Saved entries:
------------------------------------------------
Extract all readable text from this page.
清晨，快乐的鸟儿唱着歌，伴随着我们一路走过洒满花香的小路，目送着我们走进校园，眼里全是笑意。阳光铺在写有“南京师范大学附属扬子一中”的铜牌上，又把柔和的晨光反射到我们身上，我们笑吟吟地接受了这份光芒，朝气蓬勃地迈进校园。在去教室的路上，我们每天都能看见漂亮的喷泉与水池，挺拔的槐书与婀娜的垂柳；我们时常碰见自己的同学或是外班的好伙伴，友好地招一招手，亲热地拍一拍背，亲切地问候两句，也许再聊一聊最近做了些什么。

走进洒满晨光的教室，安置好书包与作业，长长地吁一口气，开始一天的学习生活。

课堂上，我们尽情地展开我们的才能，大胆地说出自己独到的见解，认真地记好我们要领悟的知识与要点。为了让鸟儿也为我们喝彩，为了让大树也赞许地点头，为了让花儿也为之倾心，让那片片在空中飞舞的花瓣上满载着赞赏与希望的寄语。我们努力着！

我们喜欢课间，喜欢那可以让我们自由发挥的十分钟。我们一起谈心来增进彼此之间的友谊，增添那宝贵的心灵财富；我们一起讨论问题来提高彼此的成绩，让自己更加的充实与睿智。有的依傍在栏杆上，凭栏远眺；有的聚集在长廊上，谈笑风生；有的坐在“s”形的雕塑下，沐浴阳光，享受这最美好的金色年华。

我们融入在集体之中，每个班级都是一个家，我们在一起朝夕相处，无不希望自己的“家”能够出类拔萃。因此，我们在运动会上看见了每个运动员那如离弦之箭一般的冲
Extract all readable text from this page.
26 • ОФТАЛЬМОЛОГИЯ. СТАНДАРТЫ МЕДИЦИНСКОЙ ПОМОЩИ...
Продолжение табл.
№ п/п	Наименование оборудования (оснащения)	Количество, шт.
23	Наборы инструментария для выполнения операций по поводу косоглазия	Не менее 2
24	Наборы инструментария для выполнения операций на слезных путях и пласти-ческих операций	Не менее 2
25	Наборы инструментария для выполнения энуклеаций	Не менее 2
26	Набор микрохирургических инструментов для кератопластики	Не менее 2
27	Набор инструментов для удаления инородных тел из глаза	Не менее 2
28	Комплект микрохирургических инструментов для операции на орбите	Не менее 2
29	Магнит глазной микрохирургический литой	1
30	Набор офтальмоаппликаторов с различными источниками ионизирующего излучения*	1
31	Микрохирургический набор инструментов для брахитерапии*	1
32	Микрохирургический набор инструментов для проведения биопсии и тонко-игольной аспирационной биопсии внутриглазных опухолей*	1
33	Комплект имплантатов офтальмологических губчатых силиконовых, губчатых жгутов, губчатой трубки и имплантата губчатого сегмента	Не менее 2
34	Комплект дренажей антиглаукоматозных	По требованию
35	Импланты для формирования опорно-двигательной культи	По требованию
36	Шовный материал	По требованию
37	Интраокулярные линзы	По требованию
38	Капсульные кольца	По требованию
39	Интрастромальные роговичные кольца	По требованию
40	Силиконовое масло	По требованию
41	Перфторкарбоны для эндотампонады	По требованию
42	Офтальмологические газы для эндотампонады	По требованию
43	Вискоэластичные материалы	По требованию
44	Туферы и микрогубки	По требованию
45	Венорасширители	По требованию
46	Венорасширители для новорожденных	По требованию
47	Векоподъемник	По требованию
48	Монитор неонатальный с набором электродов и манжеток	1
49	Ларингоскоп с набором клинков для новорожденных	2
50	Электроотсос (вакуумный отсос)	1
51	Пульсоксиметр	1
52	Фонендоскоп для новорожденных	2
------------------------------------------------
__EXERCISE__. Extract the complete listing verbatim.

__EXERCISE RESULT__.
Extract all readable text from this page.
清晨，快乐的鸟儿唱着歌，伴随着我们一路走过洒满花香的小路，目送着我们走进校园，眼里全是笑意。阳光铺在写有“南京师范大学附属扬子一中”的铜牌上，又把柔和的晨光反射到我们身上，我们笑吟吟地接受了这份光芒，朝气蓬勃地迈进校园。在去教室的路上，我们每天都能看见漂亮的喷泉与水池，挺拔的槐书与婀娜的垂柳；我们时常碰见自己的同学或是外班的好伙伴，友好地招一招手，亲热地拍一拍背，亲切地问候两句，也许再聊一聊最近做了些什么。

走进洒满晨光的教室，安置好书包与作业，长长地吁一口气，开始一天的学习生活。

课堂上，我们尽情地展开我们的才能，大胆地说出自己独到的见解，认真地记好我们要领悟的知识与要点。为了让鸟儿也为我们喝彩，为了让大树也赞许地点头，为了让花儿也为之倾心，让那片片在空中飞舞的花瓣上满载着赞赏与希望的寄语。我们努力着！

我们喜欢课间，喜欢那可以让我们自由发挥的十分钟。我们一起谈心来增进彼此之间的友谊，增添那宝贵的心灵财富；我们一起讨论问题来提高彼此的成绩，让自己更加的充实与睿智。有的依傍在栏杆上，凭栏远眺；有的聚集在长廊上，谈笑风生；有的坐在“s”形的雕塑下，沐浴阳光，享受这最美好的金色年华。

我们融入在集体之中，每个班级都是一个家，我们在一起朝夕相处，无不希望自己的“家”能够出类拔萃。因此，我们在运动会上看见了每个运动员那如离弦之箭一般的冲
Extract all readable text from this page.
26 • ОФТАЛЬМОЛОГИЯ. СТАНДАРТЫ МЕДИЦИНСКОЙ ПОМОЩИ...
Продолжение табл.
№ п/п	Наименование оборудования (оснащения)	Количество, шт.
23	Наборы инструментария для выполнения операций по поводу косоглазия	Не менее 2
24	Наборы инструментария для выполнения операций на слезных путях и пласти-ческих операций	Не менее 2
25	Наборы инструментария для выполнения энуклеаций	Не менее 2
26	Набор микрохирургических инструментов для кератопластики	Не менее 2
27	Набор инструментов для удаления инородных тел из глаза	Не менее 2
28	Комплект микрохирургических инструментов для операции на орбите	Не менее 2
29	Магнит глазной микрохирургический литой	1
30	Набор офтальмоаппликаторов с различными источниками ионизирующего излучения*	1
31	Микрохирургический набор инструментов для брахитерапии*	1
32	Микрохирургический набор инструментов для проведения биопсии и тонко-игольной аспирационной биопсии внутриглазных опухолей*	1
33	Комплект имплантатов офтальмологических губчатых силиконовых, губчатых жгутов, губчатой трубки и имплантата губчатого сегмента	Не менее 2
34	Комплект дренажей антиглаукоматозных	По требованию
35	Импланты для формирования опорно-двигательной культи	По требованию
36	Шовный материал	По требованию
37	Интраокулярные линзы	По требованию
38	Капсульные кольца	По требованию
39	Интрастромальные роговичные кольца	По требованию
40	Силиконовое масло	По требованию
41	Перфторкарбоны для эндотампонады	По требованию
42	Офтальмологические газы для эндотампонады	По требованию
43	Вискоэластичные материалы	По требованию
44	Туферы и микрогубки	По требованию
45	Венорасширители	По требованию
46	Венорасширители для новорожденных	По требованию
47	Векоподъемник	По требованию
48	Монитор неонатальный с набором электродов и манжеток	1
49	Ларингоскоп с набором клинков для новорожденных	2
50	Электроотсос (вакуумный отсос)	1
51	Пульсоксиметр	1
52	Фонендоскоп для новорожденных	2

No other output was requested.